Identify each line below that contains the word "values", and copy it out.

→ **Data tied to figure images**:
────────────────────

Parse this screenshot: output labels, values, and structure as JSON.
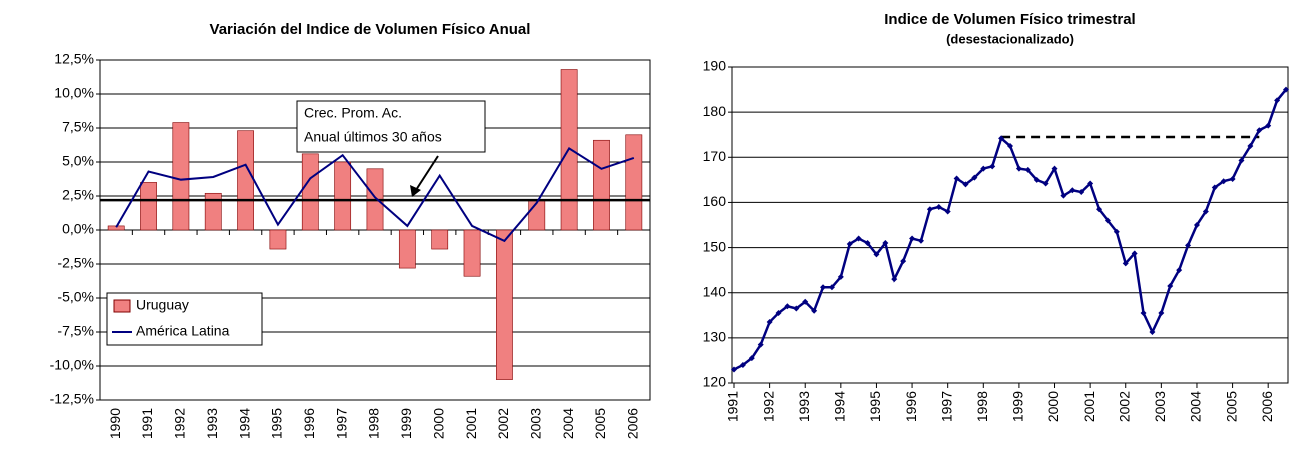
{
  "chart_data": [
    {
      "type": "bar_line",
      "title": "Variación del Indice de Volumen Físico Anual",
      "categories": [
        "1990",
        "1991",
        "1992",
        "1993",
        "1994",
        "1995",
        "1996",
        "1997",
        "1998",
        "1999",
        "2000",
        "2001",
        "2002",
        "2003",
        "2004",
        "2005",
        "2006"
      ],
      "series": [
        {
          "name": "Uruguay",
          "color": "#f08080",
          "kind": "bar",
          "values": [
            0.3,
            3.5,
            7.9,
            2.7,
            7.3,
            -1.4,
            5.6,
            5.0,
            4.5,
            -2.8,
            -1.4,
            -3.4,
            -11.0,
            2.2,
            11.8,
            6.6,
            7.0
          ]
        },
        {
          "name": "América Latina",
          "color": "#000080",
          "kind": "line",
          "values": [
            0.2,
            4.3,
            3.7,
            3.9,
            4.8,
            0.4,
            3.8,
            5.5,
            2.4,
            0.3,
            4.0,
            0.3,
            -0.8,
            2.0,
            6.0,
            4.5,
            5.3
          ]
        }
      ],
      "ylim": [
        -12.5,
        12.5
      ],
      "yticks": [
        {
          "value": 12.5,
          "label": "12,5%"
        },
        {
          "value": 10,
          "label": "10,0%"
        },
        {
          "value": 7.5,
          "label": "7,5%"
        },
        {
          "value": 5,
          "label": "5,0%"
        },
        {
          "value": 2.5,
          "label": "2,5%"
        },
        {
          "value": 0,
          "label": "0,0%"
        },
        {
          "value": -2.5,
          "label": "-2,5%"
        },
        {
          "value": -5,
          "label": "-5,0%"
        },
        {
          "value": -7.5,
          "label": "-7,5%"
        },
        {
          "value": -10,
          "label": "-10,0%"
        },
        {
          "value": -12.5,
          "label": "-12,5%"
        }
      ],
      "grid": true,
      "legend": "lower left",
      "reference_line": 2.2,
      "annotation": [
        "Crec. Prom. Ac.",
        "Anual últimos 30 años"
      ]
    },
    {
      "type": "line",
      "title": "Indice de Volumen Físico trimestral",
      "subtitle": "(desestacionalizado)",
      "categories": [
        "1991",
        null,
        null,
        null,
        "1992",
        null,
        null,
        null,
        "1993",
        null,
        null,
        null,
        "1994",
        null,
        null,
        null,
        "1995",
        null,
        null,
        null,
        "1996",
        null,
        null,
        null,
        "1997",
        null,
        null,
        null,
        "1998",
        null,
        null,
        null,
        "1999",
        null,
        null,
        null,
        "2000",
        null,
        null,
        null,
        "2001",
        null,
        null,
        null,
        "2002",
        null,
        null,
        null,
        "2003",
        null,
        null,
        null,
        "2004",
        null,
        null,
        null,
        "2005",
        null,
        null,
        null,
        "2006",
        null,
        null
      ],
      "values": [
        123,
        124,
        125.5,
        128.5,
        133.5,
        135.5,
        137,
        136.5,
        138,
        136,
        141.2,
        141.2,
        143.5,
        150.8,
        152,
        151,
        148.5,
        151,
        143,
        147,
        152,
        151.5,
        158.5,
        159,
        158,
        165.3,
        164,
        165.5,
        167.5,
        168,
        174.2,
        172.5,
        167.5,
        167.2,
        165,
        164.2,
        167.5,
        161.5,
        162.7,
        162.3,
        164.2,
        158.5,
        156,
        153.5,
        146.5,
        148.7,
        135.5,
        131.3,
        135.5,
        141.5,
        145,
        150.5,
        155,
        158,
        163.3,
        164.7,
        165.2,
        169.3,
        172.5,
        176,
        177,
        182.6,
        185
      ],
      "color": "#000080",
      "ylim": [
        120,
        190
      ],
      "yticks": [
        120,
        130,
        140,
        150,
        160,
        170,
        180,
        190
      ],
      "grid": true,
      "reference_line": 174.5
    }
  ]
}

────────────────────

→ **EXPECTED ANSWER**:
Parse this screenshot: output labels, values, and structure as JSON.
          "values": [
          "values": [
      "values": [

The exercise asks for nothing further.